Raw records:

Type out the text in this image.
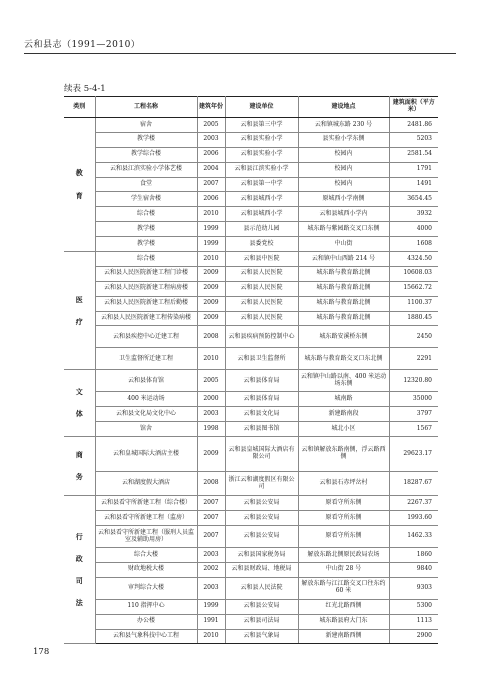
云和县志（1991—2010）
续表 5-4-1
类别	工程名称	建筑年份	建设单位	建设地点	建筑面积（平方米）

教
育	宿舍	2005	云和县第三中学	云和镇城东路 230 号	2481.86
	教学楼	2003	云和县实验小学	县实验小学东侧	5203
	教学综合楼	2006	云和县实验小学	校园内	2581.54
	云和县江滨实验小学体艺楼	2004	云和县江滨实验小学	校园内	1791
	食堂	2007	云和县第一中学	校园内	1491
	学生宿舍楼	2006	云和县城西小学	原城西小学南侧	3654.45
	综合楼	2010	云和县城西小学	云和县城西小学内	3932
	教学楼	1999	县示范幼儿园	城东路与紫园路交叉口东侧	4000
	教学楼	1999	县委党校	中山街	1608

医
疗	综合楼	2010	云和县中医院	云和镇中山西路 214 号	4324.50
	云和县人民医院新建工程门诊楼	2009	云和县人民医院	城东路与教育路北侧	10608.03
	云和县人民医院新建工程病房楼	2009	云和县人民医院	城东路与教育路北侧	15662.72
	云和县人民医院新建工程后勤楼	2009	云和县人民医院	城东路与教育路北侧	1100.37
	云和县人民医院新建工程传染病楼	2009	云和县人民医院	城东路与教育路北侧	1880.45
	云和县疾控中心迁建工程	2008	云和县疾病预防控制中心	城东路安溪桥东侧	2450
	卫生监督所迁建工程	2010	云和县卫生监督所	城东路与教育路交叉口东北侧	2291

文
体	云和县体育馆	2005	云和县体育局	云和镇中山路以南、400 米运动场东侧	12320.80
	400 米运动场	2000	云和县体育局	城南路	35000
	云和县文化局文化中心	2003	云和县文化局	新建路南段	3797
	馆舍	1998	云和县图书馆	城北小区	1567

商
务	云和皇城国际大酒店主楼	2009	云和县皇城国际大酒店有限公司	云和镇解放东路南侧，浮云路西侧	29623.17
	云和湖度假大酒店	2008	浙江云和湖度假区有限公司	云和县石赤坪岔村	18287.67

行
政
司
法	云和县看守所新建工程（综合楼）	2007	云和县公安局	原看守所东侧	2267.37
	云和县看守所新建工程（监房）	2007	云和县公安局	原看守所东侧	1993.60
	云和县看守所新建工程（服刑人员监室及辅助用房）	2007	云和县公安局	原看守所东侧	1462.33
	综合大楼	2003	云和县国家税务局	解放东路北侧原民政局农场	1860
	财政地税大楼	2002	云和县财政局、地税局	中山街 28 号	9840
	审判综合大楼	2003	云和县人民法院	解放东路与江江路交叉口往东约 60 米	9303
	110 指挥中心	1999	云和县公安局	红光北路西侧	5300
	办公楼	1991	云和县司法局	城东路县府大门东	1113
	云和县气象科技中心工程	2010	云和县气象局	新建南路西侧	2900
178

→ **Directions for this task**
Determine how many lines of the entries above carry the string "云和县人民医院", and give that number alone.

→ **Answer for this exercise**
4